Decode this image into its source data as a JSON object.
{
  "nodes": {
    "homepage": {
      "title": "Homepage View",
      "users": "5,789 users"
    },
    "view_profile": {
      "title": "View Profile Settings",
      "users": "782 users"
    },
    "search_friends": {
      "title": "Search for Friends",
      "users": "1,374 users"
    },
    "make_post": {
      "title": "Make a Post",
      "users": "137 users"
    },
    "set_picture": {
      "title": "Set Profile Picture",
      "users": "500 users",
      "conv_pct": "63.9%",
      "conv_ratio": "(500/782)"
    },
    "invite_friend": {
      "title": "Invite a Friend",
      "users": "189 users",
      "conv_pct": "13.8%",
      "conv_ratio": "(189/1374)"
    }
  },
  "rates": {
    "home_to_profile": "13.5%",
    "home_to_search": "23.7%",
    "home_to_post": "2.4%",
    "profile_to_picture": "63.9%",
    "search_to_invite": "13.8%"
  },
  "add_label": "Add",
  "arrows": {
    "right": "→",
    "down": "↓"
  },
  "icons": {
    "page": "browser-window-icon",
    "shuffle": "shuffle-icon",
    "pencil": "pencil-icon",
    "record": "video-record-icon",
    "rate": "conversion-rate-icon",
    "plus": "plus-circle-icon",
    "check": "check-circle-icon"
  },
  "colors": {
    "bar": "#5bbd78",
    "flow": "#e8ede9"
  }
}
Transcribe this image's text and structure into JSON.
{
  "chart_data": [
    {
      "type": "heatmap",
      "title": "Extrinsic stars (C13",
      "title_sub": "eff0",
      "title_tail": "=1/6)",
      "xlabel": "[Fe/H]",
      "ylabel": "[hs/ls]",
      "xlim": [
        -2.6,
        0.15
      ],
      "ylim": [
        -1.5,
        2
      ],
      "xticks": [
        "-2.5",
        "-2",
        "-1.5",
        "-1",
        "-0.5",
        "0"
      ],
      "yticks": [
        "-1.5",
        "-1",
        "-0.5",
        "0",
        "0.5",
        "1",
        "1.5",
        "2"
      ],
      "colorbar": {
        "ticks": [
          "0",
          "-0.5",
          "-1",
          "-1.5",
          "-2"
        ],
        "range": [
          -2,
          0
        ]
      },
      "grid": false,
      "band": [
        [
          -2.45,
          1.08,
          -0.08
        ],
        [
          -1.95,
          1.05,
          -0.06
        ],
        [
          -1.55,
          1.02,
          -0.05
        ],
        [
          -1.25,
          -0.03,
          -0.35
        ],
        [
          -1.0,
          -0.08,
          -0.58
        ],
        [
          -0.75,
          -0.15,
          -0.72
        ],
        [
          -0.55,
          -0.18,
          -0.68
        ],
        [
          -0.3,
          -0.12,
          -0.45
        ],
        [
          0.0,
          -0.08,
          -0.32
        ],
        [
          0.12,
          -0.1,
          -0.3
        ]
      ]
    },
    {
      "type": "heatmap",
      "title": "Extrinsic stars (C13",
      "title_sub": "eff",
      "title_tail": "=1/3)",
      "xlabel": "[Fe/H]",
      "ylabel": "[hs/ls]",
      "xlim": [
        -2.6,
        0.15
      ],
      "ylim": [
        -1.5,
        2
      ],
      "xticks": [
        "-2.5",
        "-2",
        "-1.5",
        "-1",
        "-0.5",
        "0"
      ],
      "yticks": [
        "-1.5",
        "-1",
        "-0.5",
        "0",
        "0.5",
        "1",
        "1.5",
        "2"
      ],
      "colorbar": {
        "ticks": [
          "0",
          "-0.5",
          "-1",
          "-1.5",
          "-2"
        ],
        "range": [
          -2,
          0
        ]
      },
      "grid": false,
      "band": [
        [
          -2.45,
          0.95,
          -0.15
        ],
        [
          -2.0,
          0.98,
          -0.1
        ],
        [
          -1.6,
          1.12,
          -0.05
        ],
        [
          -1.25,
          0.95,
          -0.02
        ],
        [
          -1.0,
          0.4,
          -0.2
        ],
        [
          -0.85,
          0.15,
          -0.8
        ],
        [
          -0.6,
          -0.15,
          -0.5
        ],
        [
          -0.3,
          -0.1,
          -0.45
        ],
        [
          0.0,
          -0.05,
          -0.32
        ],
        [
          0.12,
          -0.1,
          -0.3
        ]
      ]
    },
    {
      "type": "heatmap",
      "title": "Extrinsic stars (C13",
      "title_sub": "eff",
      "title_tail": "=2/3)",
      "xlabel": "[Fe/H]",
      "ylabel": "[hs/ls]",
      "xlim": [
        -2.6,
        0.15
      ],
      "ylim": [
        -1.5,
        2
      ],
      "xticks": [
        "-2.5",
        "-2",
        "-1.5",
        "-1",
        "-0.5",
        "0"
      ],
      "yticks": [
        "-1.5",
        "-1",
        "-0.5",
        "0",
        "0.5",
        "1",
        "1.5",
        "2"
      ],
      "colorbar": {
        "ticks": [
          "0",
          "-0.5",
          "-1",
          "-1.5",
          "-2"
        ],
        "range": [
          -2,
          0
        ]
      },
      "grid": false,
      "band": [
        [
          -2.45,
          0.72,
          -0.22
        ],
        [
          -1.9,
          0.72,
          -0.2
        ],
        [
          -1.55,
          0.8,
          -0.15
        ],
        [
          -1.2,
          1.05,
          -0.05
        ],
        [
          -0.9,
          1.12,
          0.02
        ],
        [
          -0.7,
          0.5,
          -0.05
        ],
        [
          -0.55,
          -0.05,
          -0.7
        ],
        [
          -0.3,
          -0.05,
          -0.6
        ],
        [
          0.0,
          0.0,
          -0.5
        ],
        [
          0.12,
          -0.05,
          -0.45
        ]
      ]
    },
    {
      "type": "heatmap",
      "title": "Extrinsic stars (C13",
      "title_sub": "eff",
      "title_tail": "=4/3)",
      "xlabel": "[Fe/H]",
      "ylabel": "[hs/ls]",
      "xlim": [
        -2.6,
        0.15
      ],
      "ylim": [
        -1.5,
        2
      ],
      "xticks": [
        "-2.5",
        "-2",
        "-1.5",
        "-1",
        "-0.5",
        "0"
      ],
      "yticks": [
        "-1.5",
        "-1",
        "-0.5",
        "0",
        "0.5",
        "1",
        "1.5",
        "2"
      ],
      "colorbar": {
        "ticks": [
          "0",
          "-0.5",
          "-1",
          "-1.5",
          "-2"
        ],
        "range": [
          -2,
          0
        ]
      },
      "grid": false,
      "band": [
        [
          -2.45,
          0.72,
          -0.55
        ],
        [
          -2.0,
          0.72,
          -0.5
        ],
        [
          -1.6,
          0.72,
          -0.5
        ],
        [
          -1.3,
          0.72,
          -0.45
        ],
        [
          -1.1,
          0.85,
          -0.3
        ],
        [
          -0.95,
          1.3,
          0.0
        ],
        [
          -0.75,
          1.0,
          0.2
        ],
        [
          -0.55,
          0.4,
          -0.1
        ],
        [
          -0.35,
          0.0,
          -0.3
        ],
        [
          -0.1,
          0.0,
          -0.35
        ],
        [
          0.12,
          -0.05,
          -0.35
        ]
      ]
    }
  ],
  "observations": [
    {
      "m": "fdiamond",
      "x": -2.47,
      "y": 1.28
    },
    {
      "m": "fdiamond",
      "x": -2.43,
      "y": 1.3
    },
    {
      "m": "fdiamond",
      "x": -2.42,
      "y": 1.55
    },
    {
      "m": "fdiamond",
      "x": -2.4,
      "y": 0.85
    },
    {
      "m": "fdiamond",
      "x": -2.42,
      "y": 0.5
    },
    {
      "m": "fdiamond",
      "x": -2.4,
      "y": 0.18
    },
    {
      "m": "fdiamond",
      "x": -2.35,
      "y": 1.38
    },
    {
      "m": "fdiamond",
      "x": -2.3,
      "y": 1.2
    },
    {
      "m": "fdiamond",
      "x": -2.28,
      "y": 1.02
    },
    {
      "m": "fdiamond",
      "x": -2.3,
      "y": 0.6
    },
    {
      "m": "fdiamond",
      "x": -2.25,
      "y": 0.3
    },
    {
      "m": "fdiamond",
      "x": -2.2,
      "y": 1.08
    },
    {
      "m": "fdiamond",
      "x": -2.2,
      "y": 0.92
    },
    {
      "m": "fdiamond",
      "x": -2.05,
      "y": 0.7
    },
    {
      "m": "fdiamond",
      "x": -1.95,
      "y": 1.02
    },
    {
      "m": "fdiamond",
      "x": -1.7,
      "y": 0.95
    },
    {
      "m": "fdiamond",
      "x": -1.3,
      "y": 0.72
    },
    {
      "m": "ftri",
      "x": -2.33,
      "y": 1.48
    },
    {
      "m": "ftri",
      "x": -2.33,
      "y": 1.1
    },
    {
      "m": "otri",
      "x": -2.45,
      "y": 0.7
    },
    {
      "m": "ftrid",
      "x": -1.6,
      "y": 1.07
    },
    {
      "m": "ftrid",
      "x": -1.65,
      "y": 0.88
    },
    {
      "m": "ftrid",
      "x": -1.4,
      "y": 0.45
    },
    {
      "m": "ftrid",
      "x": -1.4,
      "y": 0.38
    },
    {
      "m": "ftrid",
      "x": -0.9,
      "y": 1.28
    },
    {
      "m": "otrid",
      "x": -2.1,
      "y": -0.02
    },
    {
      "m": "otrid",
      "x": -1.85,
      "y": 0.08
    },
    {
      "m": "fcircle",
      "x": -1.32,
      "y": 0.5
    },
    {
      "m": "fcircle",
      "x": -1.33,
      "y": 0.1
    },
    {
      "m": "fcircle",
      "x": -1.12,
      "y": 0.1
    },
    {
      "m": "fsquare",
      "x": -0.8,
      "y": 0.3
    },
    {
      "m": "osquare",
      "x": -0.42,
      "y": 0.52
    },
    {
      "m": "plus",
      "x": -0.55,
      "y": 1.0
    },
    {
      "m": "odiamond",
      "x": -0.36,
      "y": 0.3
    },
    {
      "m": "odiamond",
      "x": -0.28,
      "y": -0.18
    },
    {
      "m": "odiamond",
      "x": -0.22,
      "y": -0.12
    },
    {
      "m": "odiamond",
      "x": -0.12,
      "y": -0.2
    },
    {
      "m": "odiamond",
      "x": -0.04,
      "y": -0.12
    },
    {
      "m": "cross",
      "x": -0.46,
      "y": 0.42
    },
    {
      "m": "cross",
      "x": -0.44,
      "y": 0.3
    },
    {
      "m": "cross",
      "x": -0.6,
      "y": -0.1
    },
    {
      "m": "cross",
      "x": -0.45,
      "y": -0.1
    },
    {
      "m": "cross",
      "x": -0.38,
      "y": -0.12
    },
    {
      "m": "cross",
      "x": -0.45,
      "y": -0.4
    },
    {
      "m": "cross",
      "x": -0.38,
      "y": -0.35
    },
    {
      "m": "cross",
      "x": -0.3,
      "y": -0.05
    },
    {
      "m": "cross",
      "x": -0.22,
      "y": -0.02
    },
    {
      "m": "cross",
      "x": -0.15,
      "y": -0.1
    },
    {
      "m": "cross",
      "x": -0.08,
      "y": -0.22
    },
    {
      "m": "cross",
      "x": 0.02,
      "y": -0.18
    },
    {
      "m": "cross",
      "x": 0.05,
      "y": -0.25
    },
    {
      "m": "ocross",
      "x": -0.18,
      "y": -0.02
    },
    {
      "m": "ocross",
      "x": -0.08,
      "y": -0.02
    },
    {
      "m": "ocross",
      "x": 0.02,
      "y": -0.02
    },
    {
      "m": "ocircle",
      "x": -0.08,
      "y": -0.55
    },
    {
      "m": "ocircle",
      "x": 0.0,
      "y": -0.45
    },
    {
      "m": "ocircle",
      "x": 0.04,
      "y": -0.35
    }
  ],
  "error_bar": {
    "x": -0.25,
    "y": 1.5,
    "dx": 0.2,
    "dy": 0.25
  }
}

··········

**EXERCISE DIRECTIONS**
Indicate how many lines of the material contain the string "this", giving the number and nothing more.

**EXERCISE ANSWER**
2